WHAT NEEDS TO BE DONE:
List each line of the data in which the string "موسى" appears.

+++

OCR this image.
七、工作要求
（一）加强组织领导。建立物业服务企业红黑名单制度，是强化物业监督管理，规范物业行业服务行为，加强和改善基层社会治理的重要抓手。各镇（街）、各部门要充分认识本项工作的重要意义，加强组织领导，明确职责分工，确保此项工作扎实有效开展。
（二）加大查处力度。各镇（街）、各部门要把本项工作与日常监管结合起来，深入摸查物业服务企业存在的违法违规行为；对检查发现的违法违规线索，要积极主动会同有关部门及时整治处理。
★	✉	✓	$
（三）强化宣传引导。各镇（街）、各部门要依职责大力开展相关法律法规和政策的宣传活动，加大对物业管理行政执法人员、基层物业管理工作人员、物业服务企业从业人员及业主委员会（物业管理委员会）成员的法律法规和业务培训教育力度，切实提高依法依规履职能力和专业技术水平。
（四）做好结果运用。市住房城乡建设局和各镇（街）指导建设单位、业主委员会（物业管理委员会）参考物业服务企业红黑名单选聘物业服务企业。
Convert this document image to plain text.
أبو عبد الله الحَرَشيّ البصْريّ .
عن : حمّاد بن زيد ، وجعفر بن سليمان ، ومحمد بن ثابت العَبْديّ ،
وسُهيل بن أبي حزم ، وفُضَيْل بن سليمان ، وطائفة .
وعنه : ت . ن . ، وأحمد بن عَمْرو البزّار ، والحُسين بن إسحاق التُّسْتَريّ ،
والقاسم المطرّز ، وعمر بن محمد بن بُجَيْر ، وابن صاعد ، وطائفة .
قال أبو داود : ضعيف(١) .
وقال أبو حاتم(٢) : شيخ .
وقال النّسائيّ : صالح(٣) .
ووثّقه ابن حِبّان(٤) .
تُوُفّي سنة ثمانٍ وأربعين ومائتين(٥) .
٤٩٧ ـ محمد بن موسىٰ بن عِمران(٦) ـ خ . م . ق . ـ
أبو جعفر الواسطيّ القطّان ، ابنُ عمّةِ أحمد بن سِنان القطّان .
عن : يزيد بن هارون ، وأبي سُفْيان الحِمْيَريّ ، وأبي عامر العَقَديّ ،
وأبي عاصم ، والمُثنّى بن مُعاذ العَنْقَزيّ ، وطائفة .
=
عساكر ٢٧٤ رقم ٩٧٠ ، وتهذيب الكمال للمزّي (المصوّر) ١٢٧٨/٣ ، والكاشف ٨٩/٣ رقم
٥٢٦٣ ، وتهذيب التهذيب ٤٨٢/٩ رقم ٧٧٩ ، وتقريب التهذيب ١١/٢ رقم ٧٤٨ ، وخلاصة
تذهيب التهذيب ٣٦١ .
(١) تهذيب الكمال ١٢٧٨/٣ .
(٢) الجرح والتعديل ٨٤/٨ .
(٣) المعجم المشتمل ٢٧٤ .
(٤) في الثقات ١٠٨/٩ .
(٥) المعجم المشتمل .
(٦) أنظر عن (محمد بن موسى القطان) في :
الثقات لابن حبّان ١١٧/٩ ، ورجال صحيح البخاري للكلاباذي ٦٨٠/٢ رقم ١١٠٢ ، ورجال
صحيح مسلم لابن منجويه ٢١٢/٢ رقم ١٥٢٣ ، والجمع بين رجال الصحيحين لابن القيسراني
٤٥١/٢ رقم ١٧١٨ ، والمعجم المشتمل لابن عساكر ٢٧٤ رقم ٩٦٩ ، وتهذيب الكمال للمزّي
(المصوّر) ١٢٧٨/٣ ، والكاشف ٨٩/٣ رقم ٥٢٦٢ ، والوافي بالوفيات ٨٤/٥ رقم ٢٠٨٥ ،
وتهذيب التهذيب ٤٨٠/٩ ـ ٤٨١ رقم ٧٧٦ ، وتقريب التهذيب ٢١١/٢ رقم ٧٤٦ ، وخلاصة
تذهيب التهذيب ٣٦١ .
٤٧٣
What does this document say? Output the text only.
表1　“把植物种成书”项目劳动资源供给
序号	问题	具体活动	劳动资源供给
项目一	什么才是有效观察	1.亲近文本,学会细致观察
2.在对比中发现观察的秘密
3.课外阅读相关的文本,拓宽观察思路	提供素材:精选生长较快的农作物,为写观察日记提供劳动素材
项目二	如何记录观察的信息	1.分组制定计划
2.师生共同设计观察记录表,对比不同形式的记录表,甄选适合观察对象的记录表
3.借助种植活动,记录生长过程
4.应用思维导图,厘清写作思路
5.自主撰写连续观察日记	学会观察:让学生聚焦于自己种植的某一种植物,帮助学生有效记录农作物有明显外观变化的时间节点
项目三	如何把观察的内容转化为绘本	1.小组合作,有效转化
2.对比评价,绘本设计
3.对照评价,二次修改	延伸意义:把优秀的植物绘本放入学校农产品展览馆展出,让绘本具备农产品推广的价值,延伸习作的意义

+++

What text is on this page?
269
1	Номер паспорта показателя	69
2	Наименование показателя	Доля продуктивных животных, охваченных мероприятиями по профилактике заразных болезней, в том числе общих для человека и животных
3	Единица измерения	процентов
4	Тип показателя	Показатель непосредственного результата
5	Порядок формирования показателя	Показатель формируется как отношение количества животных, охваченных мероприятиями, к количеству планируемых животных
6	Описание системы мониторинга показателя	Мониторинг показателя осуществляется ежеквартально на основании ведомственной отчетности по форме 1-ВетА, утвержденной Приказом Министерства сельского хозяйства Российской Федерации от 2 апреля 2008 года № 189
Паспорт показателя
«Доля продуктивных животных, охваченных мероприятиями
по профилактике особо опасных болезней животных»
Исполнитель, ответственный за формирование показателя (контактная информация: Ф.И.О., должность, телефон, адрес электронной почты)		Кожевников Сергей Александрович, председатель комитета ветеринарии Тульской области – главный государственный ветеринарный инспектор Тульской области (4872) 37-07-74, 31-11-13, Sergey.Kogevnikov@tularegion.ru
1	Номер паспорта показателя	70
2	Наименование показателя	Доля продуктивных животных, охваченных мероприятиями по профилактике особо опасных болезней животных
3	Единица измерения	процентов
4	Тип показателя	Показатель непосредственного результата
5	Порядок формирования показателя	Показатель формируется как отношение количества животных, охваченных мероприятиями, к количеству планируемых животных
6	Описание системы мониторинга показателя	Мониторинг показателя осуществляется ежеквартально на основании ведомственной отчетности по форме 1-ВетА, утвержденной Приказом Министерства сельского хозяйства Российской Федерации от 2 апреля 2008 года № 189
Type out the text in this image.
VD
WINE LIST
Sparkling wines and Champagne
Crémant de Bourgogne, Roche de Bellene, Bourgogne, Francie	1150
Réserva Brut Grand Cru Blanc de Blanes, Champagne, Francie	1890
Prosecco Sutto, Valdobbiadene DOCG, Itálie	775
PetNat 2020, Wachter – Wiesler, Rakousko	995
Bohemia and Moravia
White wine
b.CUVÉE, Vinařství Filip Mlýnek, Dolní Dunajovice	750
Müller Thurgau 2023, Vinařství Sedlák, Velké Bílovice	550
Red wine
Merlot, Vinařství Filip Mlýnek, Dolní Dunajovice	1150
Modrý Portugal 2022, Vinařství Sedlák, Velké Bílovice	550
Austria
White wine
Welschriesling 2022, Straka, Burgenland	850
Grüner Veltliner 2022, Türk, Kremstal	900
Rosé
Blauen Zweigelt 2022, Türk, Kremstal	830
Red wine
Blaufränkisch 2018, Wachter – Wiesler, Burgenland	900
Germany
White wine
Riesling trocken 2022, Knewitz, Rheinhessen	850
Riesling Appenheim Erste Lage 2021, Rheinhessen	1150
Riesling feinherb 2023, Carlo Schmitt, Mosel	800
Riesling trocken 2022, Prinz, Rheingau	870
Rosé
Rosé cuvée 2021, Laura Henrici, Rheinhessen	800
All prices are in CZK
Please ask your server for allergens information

+++

EXERCISE SOLUTION:
٤٩٧ ـ محمد بن موسىٰ بن عِمران(٦) ـ خ . م . ق . ـ
(٦) أنظر عن (محمد بن موسى القطان) في :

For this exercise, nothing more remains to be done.